_Exercise directions_
Transcribe the whole listing below without changing a word, but leave out every image.

_Supplied material_
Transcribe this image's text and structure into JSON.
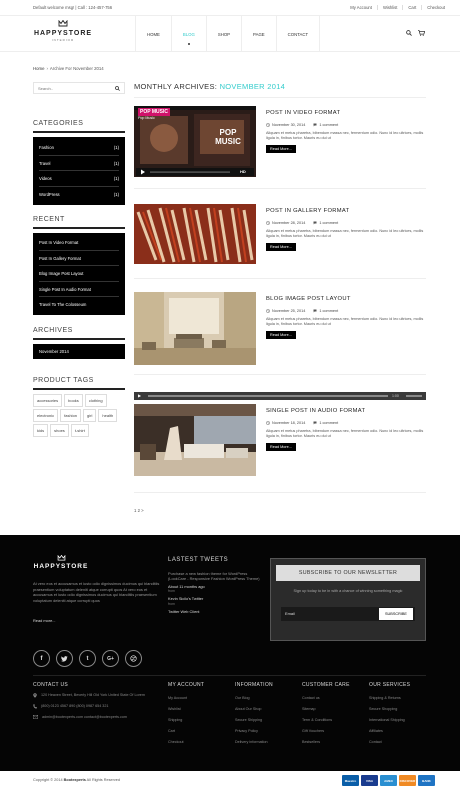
{
  "topbar": {
    "welcome": "Default welcome msg! | Call : 124-457-756",
    "links": [
      "My Account",
      "Wishlist",
      "Cart",
      "Checkout"
    ]
  },
  "header": {
    "logo_name": "HAPPYSTORE",
    "logo_sub": "INTERIOR",
    "nav": [
      "HOME",
      "BLOG",
      "SHOP",
      "PAGE",
      "CONTACT"
    ],
    "active_nav": "BLOG",
    "icons": [
      "search-icon",
      "cart-icon"
    ]
  },
  "breadcrumb": {
    "home": "Home",
    "current": "Archive For November 2014"
  },
  "sidebar": {
    "search_placeholder": "Search..",
    "categories_title": "CATEGORIES",
    "categories": [
      {
        "name": "Fashion",
        "count": "(1)"
      },
      {
        "name": "Travel",
        "count": "(1)"
      },
      {
        "name": "Videos",
        "count": "(1)"
      },
      {
        "name": "WordPress",
        "count": "(1)"
      }
    ],
    "recent_title": "RECENT",
    "recent": [
      "Post In Video Format",
      "Post In Gallery Format",
      "Blog Image Post Layout",
      "Single Post In Audio Format",
      "Travel To The Colosseum"
    ],
    "archives_title": "ARCHIVES",
    "archives": [
      "November 2014"
    ],
    "tags_title": "PRODUCT TAGS",
    "tags": [
      "accessories",
      "books",
      "clothing",
      "electronic",
      "fashion",
      "girl",
      "health",
      "kids",
      "shoes",
      "t-shirt"
    ]
  },
  "main": {
    "archive_label": "MONTHLY ARCHIVES: ",
    "archive_month": "NOVEMBER 2014",
    "posts": [
      {
        "title": "POST IN VIDEO FORMAT",
        "date": "November 30, 2014",
        "comments": "1 comment",
        "excerpt": "Aliquam et metus pharetra, bibendum massa nec, fermentum odio. Nunc id leo ultrices, mollis ligula in, finibus tortor. Mauris eu dui ut",
        "more": "Read More..."
      },
      {
        "title": "POST IN GALLERY FORMAT",
        "date": "November 28, 2014",
        "comments": "1 comment",
        "excerpt": "Aliquam et metus pharetra, bibendum massa nec, fermentum odio. Nunc id leo ultrices, mollis ligula in, finibus tortor. Mauris eu dui ut",
        "more": "Read More..."
      },
      {
        "title": "BLOG IMAGE POST LAYOUT",
        "date": "November 25, 2014",
        "comments": "1 comment",
        "excerpt": "Aliquam et metus pharetra, bibendum massa nec, fermentum odio. Nunc id leo ultrices, mollis ligula in, finibus tortor. Mauris eu dui ut",
        "more": "Read More..."
      },
      {
        "title": "SINGLE POST IN AUDIO FORMAT",
        "date": "November 18, 2014",
        "comments": "1 comment",
        "excerpt": "Aliquam et metus pharetra, bibendum massa nec, fermentum odio. Nunc id leo ultrices, mollis ligula in, finibus tortor. Mauris eu dui ut",
        "more": "Read More..."
      }
    ],
    "video_thumb": {
      "badge": "POP MUSIC",
      "caption": "Pop Music",
      "hd": "HD"
    },
    "audio_time": "1:00",
    "pagination": "1  2  >"
  },
  "footer": {
    "logo_name": "HAPPYSTORE",
    "about": "At vero eos et accusamus et iusto odio dignissimos ducimus qui blanditiis praesentium voluptatum deleniti atque corrupti quos At vero eos et accusamus et iusto odio dignissimos ducimus qui blanditiis praesentium voluptatum deleniti atque corrupti quos",
    "read_more": "Read more...",
    "tweets_title": "LASTEST TWEETS",
    "tweet_text": "Purchase a new fashion theme for WordPress (LookCare - Responsive Fashion WordPress Theme)",
    "tweet_time": "About 11 months ago",
    "tweet_from": "from",
    "tweet_author": "Kevin Sicilo's Twitter",
    "tweet_via": "from",
    "tweet_client": "Twitter Web Client",
    "newsletter_title": "SUBSCRIBE TO OUR NEWSLETTER",
    "newsletter_text": "Sign up today to be in with a chance of winning something magic",
    "newsletter_placeholder": "Email",
    "newsletter_button": "SUBSCRIBE",
    "socials": [
      "f",
      "t-bird",
      "t",
      "G+",
      "rss"
    ],
    "contact_title": "CONTACT US",
    "contact": [
      "120 Heaven Street, Beverly Hill Old York United State Of Lorem",
      "(800) 0123 4567 890 (800) 0987 654 321",
      "admin@bootexperts.com contact@bootexperts.com"
    ],
    "columns": [
      {
        "title": "MY ACCOUNT",
        "items": [
          "My Account",
          "Wishlist",
          "Shipping",
          "Cart",
          "Checkout"
        ]
      },
      {
        "title": "INFORMATION",
        "items": [
          "Our Blog",
          "About Our Shop",
          "Secure Shipping",
          "Privacy Policy",
          "Delivery information"
        ]
      },
      {
        "title": "CUSTOMER CARE",
        "items": [
          "Contact us",
          "Sitemap",
          "Term & Conditions",
          "Gift Vouchers",
          "Bestsellers"
        ]
      },
      {
        "title": "OUR SERVICES",
        "items": [
          "Shipping & Returns",
          "Secure Shopping",
          "International Shipping",
          "Affiliates",
          "Contact"
        ]
      }
    ]
  },
  "bottom": {
    "copyright_pre": "Copyright © 2014 ",
    "brand": "Bootexperts",
    "copyright_post": " All Rights Reserved",
    "payments": [
      "Maestro",
      "VISA",
      "AMEX",
      "DISCOVER",
      "BANK"
    ]
  }
}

_Reply_
Transcribe this image's text and structure into JSON.
{
  "topbar": {
    "welcome": "Default welcome msg! | Call : 124-457-756",
    "links": [
      "My Account",
      "Wishlist",
      "Cart",
      "Checkout"
    ]
  },
  "header": {
    "logo_name": "HAPPYSTORE",
    "logo_sub": "INTERIOR",
    "nav": [
      "HOME",
      "BLOG",
      "SHOP",
      "PAGE",
      "CONTACT"
    ],
    "active_nav": "BLOG",
    "icons": [
      "search-icon",
      "cart-icon"
    ]
  },
  "breadcrumb": {
    "home": "Home",
    "current": "Archive For November 2014"
  },
  "sidebar": {
    "search_placeholder": "Search..",
    "categories_title": "CATEGORIES",
    "categories": [
      {
        "name": "Fashion",
        "count": "(1)"
      },
      {
        "name": "Travel",
        "count": "(1)"
      },
      {
        "name": "Videos",
        "count": "(1)"
      },
      {
        "name": "WordPress",
        "count": "(1)"
      }
    ],
    "recent_title": "RECENT",
    "recent": [
      "Post In Video Format",
      "Post In Gallery Format",
      "Blog Image Post Layout",
      "Single Post In Audio Format",
      "Travel To The Colosseum"
    ],
    "archives_title": "ARCHIVES",
    "archives": [
      "November 2014"
    ],
    "tags_title": "PRODUCT TAGS",
    "tags": [
      "accessories",
      "books",
      "clothing",
      "electronic",
      "fashion",
      "girl",
      "health",
      "kids",
      "shoes",
      "t-shirt"
    ]
  },
  "main": {
    "archive_label": "MONTHLY ARCHIVES: ",
    "archive_month": "NOVEMBER 2014",
    "posts": [
      {
        "title": "POST IN VIDEO FORMAT",
        "date": "November 30, 2014",
        "comments": "1 comment",
        "excerpt": "Aliquam et metus pharetra, bibendum massa nec, fermentum odio. Nunc id leo ultrices, mollis ligula in, finibus tortor. Mauris eu dui ut",
        "more": "Read More..."
      },
      {
        "title": "POST IN GALLERY FORMAT",
        "date": "November 28, 2014",
        "comments": "1 comment",
        "excerpt": "Aliquam et metus pharetra, bibendum massa nec, fermentum odio. Nunc id leo ultrices, mollis ligula in, finibus tortor. Mauris eu dui ut",
        "more": "Read More..."
      },
      {
        "title": "BLOG IMAGE POST LAYOUT",
        "date": "November 25, 2014",
        "comments": "1 comment",
        "excerpt": "Aliquam et metus pharetra, bibendum massa nec, fermentum odio. Nunc id leo ultrices, mollis ligula in, finibus tortor. Mauris eu dui ut",
        "more": "Read More..."
      },
      {
        "title": "SINGLE POST IN AUDIO FORMAT",
        "date": "November 18, 2014",
        "comments": "1 comment",
        "excerpt": "Aliquam et metus pharetra, bibendum massa nec, fermentum odio. Nunc id leo ultrices, mollis ligula in, finibus tortor. Mauris eu dui ut",
        "more": "Read More..."
      }
    ],
    "video_thumb": {
      "badge": "POP MUSIC",
      "caption": "Pop Music",
      "hd": "HD"
    },
    "audio_time": "1:00",
    "pagination": "1  2  >"
  },
  "footer": {
    "logo_name": "HAPPYSTORE",
    "about": "At vero eos et accusamus et iusto odio dignissimos ducimus qui blanditiis praesentium voluptatum deleniti atque corrupti quos At vero eos et accusamus et iusto odio dignissimos ducimus qui blanditiis praesentium voluptatum deleniti atque corrupti quos",
    "read_more": "Read more...",
    "tweets_title": "LASTEST TWEETS",
    "tweet_text": "Purchase a new fashion theme for WordPress (LookCare - Responsive Fashion WordPress Theme)",
    "tweet_time": "About 11 months ago",
    "tweet_from": "from",
    "tweet_author": "Kevin Sicilo's Twitter",
    "tweet_via": "from",
    "tweet_client": "Twitter Web Client",
    "newsletter_title": "SUBSCRIBE TO OUR NEWSLETTER",
    "newsletter_text": "Sign up today to be in with a chance of winning something magic",
    "newsletter_placeholder": "Email",
    "newsletter_button": "SUBSCRIBE",
    "socials": [
      "f",
      "t-bird",
      "t",
      "G+",
      "rss"
    ],
    "contact_title": "CONTACT US",
    "contact": [
      "120 Heaven Street, Beverly Hill Old York United State Of Lorem",
      "(800) 0123 4567 890 (800) 0987 654 321",
      "admin@bootexperts.com contact@bootexperts.com"
    ],
    "columns": [
      {
        "title": "MY ACCOUNT",
        "items": [
          "My Account",
          "Wishlist",
          "Shipping",
          "Cart",
          "Checkout"
        ]
      },
      {
        "title": "INFORMATION",
        "items": [
          "Our Blog",
          "About Our Shop",
          "Secure Shipping",
          "Privacy Policy",
          "Delivery information"
        ]
      },
      {
        "title": "CUSTOMER CARE",
        "items": [
          "Contact us",
          "Sitemap",
          "Term & Conditions",
          "Gift Vouchers",
          "Bestsellers"
        ]
      },
      {
        "title": "OUR SERVICES",
        "items": [
          "Shipping & Returns",
          "Secure Shopping",
          "International Shipping",
          "Affiliates",
          "Contact"
        ]
      }
    ]
  },
  "bottom": {
    "copyright_pre": "Copyright © 2014 ",
    "brand": "Bootexperts",
    "copyright_post": " All Rights Reserved",
    "payments": [
      "Maestro",
      "VISA",
      "AMEX",
      "DISCOVER",
      "BANK"
    ]
  }
}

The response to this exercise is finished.